- _TASK DETAILS_
Quote every line of the data below as it stands, omitting pictures.

-*-*-

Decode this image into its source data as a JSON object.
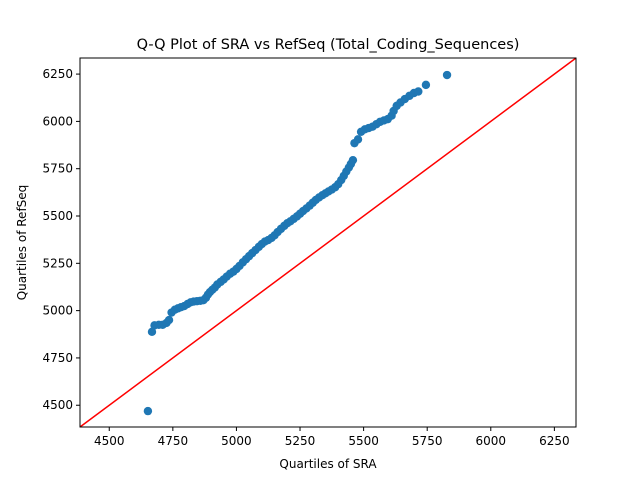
{
  "chart_data": {
    "type": "scatter",
    "title": "Q-Q Plot of SRA vs RefSeq (Total_Coding_Sequences)",
    "xlabel": "Quartiles of SRA",
    "ylabel": "Quartiles of RefSeq",
    "xlim": [
      4385,
      6335
    ],
    "ylim": [
      4385,
      6335
    ],
    "xticks": [
      4500,
      4750,
      5000,
      5250,
      5500,
      5750,
      6000,
      6250
    ],
    "yticks": [
      4500,
      4750,
      5000,
      5250,
      5500,
      5750,
      6000,
      6250
    ],
    "grid": false,
    "point_color": "#1f77b4",
    "reference_line": {
      "color": "#ff0000",
      "from": [
        4385,
        4385
      ],
      "to": [
        6335,
        6335
      ]
    },
    "points": [
      [
        4652,
        4469
      ],
      [
        4668,
        4888
      ],
      [
        4678,
        4922
      ],
      [
        4695,
        4925
      ],
      [
        4710,
        4925
      ],
      [
        4725,
        4935
      ],
      [
        4735,
        4950
      ],
      [
        4745,
        4990
      ],
      [
        4758,
        5005
      ],
      [
        4770,
        5012
      ],
      [
        4782,
        5018
      ],
      [
        4795,
        5024
      ],
      [
        4808,
        5035
      ],
      [
        4820,
        5044
      ],
      [
        4832,
        5048
      ],
      [
        4845,
        5050
      ],
      [
        4858,
        5052
      ],
      [
        4870,
        5055
      ],
      [
        4880,
        5068
      ],
      [
        4888,
        5085
      ],
      [
        4896,
        5098
      ],
      [
        4905,
        5110
      ],
      [
        4915,
        5122
      ],
      [
        4925,
        5138
      ],
      [
        4938,
        5152
      ],
      [
        4950,
        5165
      ],
      [
        4962,
        5180
      ],
      [
        4975,
        5195
      ],
      [
        4988,
        5206
      ],
      [
        5000,
        5220
      ],
      [
        5012,
        5236
      ],
      [
        5025,
        5255
      ],
      [
        5038,
        5272
      ],
      [
        5050,
        5288
      ],
      [
        5062,
        5304
      ],
      [
        5075,
        5320
      ],
      [
        5088,
        5337
      ],
      [
        5100,
        5352
      ],
      [
        5112,
        5365
      ],
      [
        5125,
        5373
      ],
      [
        5138,
        5384
      ],
      [
        5150,
        5398
      ],
      [
        5162,
        5415
      ],
      [
        5175,
        5432
      ],
      [
        5188,
        5448
      ],
      [
        5200,
        5462
      ],
      [
        5212,
        5472
      ],
      [
        5225,
        5485
      ],
      [
        5238,
        5498
      ],
      [
        5250,
        5512
      ],
      [
        5262,
        5526
      ],
      [
        5275,
        5540
      ],
      [
        5288,
        5555
      ],
      [
        5300,
        5570
      ],
      [
        5312,
        5585
      ],
      [
        5325,
        5598
      ],
      [
        5338,
        5610
      ],
      [
        5350,
        5620
      ],
      [
        5362,
        5630
      ],
      [
        5375,
        5640
      ],
      [
        5388,
        5652
      ],
      [
        5400,
        5668
      ],
      [
        5412,
        5690
      ],
      [
        5422,
        5712
      ],
      [
        5432,
        5735
      ],
      [
        5442,
        5756
      ],
      [
        5450,
        5775
      ],
      [
        5458,
        5795
      ],
      [
        5464,
        5885
      ],
      [
        5478,
        5905
      ],
      [
        5490,
        5945
      ],
      [
        5505,
        5958
      ],
      [
        5520,
        5965
      ],
      [
        5535,
        5972
      ],
      [
        5550,
        5985
      ],
      [
        5565,
        5998
      ],
      [
        5580,
        6005
      ],
      [
        5595,
        6012
      ],
      [
        5610,
        6030
      ],
      [
        5618,
        6055
      ],
      [
        5630,
        6082
      ],
      [
        5645,
        6100
      ],
      [
        5662,
        6118
      ],
      [
        5680,
        6135
      ],
      [
        5698,
        6150
      ],
      [
        5715,
        6158
      ],
      [
        5745,
        6193
      ],
      [
        5828,
        6245
      ]
    ]
  }
}
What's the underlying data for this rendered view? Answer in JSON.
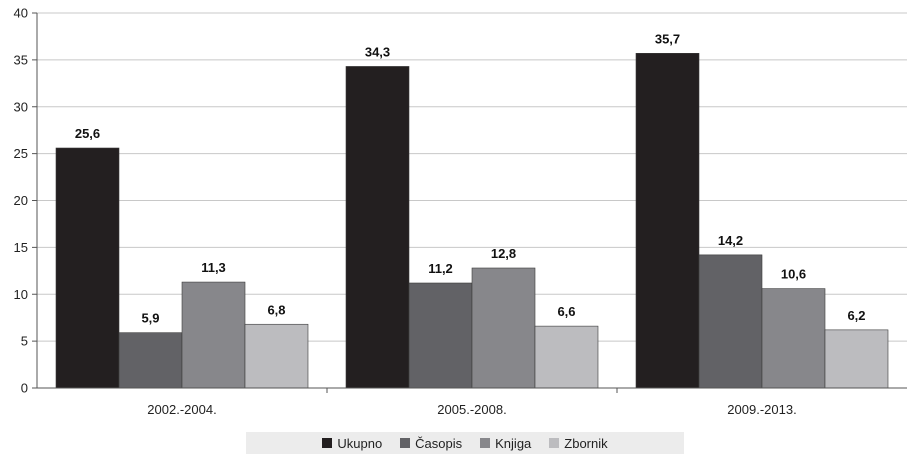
{
  "chart_data": {
    "type": "bar",
    "categories": [
      "2002.-2004.",
      "2005.-2008.",
      "2009.-2013."
    ],
    "series": [
      {
        "name": "Ukupno",
        "values": [
          25.6,
          34.3,
          35.7
        ],
        "labels": [
          "25,6",
          "34,3",
          "35,7"
        ],
        "color": "#231f20"
      },
      {
        "name": "Časopis",
        "values": [
          5.9,
          11.2,
          14.2
        ],
        "labels": [
          "5,9",
          "11,2",
          "14,2"
        ],
        "color": "#626266"
      },
      {
        "name": "Knjiga",
        "values": [
          11.3,
          12.8,
          10.6
        ],
        "labels": [
          "11,3",
          "12,8",
          "10,6"
        ],
        "color": "#87878b"
      },
      {
        "name": "Zbornik",
        "values": [
          6.8,
          6.6,
          6.2
        ],
        "labels": [
          "6,8",
          "6,6",
          "6,2"
        ],
        "color": "#bcbcbf"
      }
    ],
    "yticks": [
      "0",
      "5",
      "10",
      "15",
      "20",
      "25",
      "30",
      "35",
      "40"
    ],
    "ylim": [
      0,
      40
    ],
    "grid": true,
    "legend_position": "bottom"
  }
}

-*-*-

- _FINAL RESULT_
Decode this image into its source data as a JSON object.
{
  "chart_data": {
    "type": "scatter",
    "title": "Q-Q Plot of SRA vs RefSeq (Total_Coding_Sequences)",
    "xlabel": "Quartiles of SRA",
    "ylabel": "Quartiles of RefSeq",
    "xlim": [
      4385,
      6335
    ],
    "ylim": [
      4385,
      6335
    ],
    "xticks": [
      4500,
      4750,
      5000,
      5250,
      5500,
      5750,
      6000,
      6250
    ],
    "yticks": [
      4500,
      4750,
      5000,
      5250,
      5500,
      5750,
      6000,
      6250
    ],
    "grid": false,
    "point_color": "#1f77b4",
    "reference_line": {
      "color": "#ff0000",
      "from": [
        4385,
        4385
      ],
      "to": [
        6335,
        6335
      ]
    },
    "points": [
      [
        4652,
        4469
      ],
      [
        4668,
        4888
      ],
      [
        4678,
        4922
      ],
      [
        4695,
        4925
      ],
      [
        4710,
        4925
      ],
      [
        4725,
        4935
      ],
      [
        4735,
        4950
      ],
      [
        4745,
        4990
      ],
      [
        4758,
        5005
      ],
      [
        4770,
        5012
      ],
      [
        4782,
        5018
      ],
      [
        4795,
        5024
      ],
      [
        4808,
        5035
      ],
      [
        4820,
        5044
      ],
      [
        4832,
        5048
      ],
      [
        4845,
        5050
      ],
      [
        4858,
        5052
      ],
      [
        4870,
        5055
      ],
      [
        4880,
        5068
      ],
      [
        4888,
        5085
      ],
      [
        4896,
        5098
      ],
      [
        4905,
        5110
      ],
      [
        4915,
        5122
      ],
      [
        4925,
        5138
      ],
      [
        4938,
        5152
      ],
      [
        4950,
        5165
      ],
      [
        4962,
        5180
      ],
      [
        4975,
        5195
      ],
      [
        4988,
        5206
      ],
      [
        5000,
        5220
      ],
      [
        5012,
        5236
      ],
      [
        5025,
        5255
      ],
      [
        5038,
        5272
      ],
      [
        5050,
        5288
      ],
      [
        5062,
        5304
      ],
      [
        5075,
        5320
      ],
      [
        5088,
        5337
      ],
      [
        5100,
        5352
      ],
      [
        5112,
        5365
      ],
      [
        5125,
        5373
      ],
      [
        5138,
        5384
      ],
      [
        5150,
        5398
      ],
      [
        5162,
        5415
      ],
      [
        5175,
        5432
      ],
      [
        5188,
        5448
      ],
      [
        5200,
        5462
      ],
      [
        5212,
        5472
      ],
      [
        5225,
        5485
      ],
      [
        5238,
        5498
      ],
      [
        5250,
        5512
      ],
      [
        5262,
        5526
      ],
      [
        5275,
        5540
      ],
      [
        5288,
        5555
      ],
      [
        5300,
        5570
      ],
      [
        5312,
        5585
      ],
      [
        5325,
        5598
      ],
      [
        5338,
        5610
      ],
      [
        5350,
        5620
      ],
      [
        5362,
        5630
      ],
      [
        5375,
        5640
      ],
      [
        5388,
        5652
      ],
      [
        5400,
        5668
      ],
      [
        5412,
        5690
      ],
      [
        5422,
        5712
      ],
      [
        5432,
        5735
      ],
      [
        5442,
        5756
      ],
      [
        5450,
        5775
      ],
      [
        5458,
        5795
      ],
      [
        5464,
        5885
      ],
      [
        5478,
        5905
      ],
      [
        5490,
        5945
      ],
      [
        5505,
        5958
      ],
      [
        5520,
        5965
      ],
      [
        5535,
        5972
      ],
      [
        5550,
        5985
      ],
      [
        5565,
        5998
      ],
      [
        5580,
        6005
      ],
      [
        5595,
        6012
      ],
      [
        5610,
        6030
      ],
      [
        5618,
        6055
      ],
      [
        5630,
        6082
      ],
      [
        5645,
        6100
      ],
      [
        5662,
        6118
      ],
      [
        5680,
        6135
      ],
      [
        5698,
        6150
      ],
      [
        5715,
        6158
      ],
      [
        5745,
        6193
      ],
      [
        5828,
        6245
      ]
    ]
  }
}
What's the underlying data for this rendered view? Answer in JSON.
{
  "chart_data": {
    "type": "bar",
    "categories": [
      "2002.-2004.",
      "2005.-2008.",
      "2009.-2013."
    ],
    "series": [
      {
        "name": "Ukupno",
        "values": [
          25.6,
          34.3,
          35.7
        ],
        "labels": [
          "25,6",
          "34,3",
          "35,7"
        ],
        "color": "#231f20"
      },
      {
        "name": "Časopis",
        "values": [
          5.9,
          11.2,
          14.2
        ],
        "labels": [
          "5,9",
          "11,2",
          "14,2"
        ],
        "color": "#626266"
      },
      {
        "name": "Knjiga",
        "values": [
          11.3,
          12.8,
          10.6
        ],
        "labels": [
          "11,3",
          "12,8",
          "10,6"
        ],
        "color": "#87878b"
      },
      {
        "name": "Zbornik",
        "values": [
          6.8,
          6.6,
          6.2
        ],
        "labels": [
          "6,8",
          "6,6",
          "6,2"
        ],
        "color": "#bcbcbf"
      }
    ],
    "yticks": [
      "0",
      "5",
      "10",
      "15",
      "20",
      "25",
      "30",
      "35",
      "40"
    ],
    "ylim": [
      0,
      40
    ],
    "grid": true,
    "legend_position": "bottom"
  }
}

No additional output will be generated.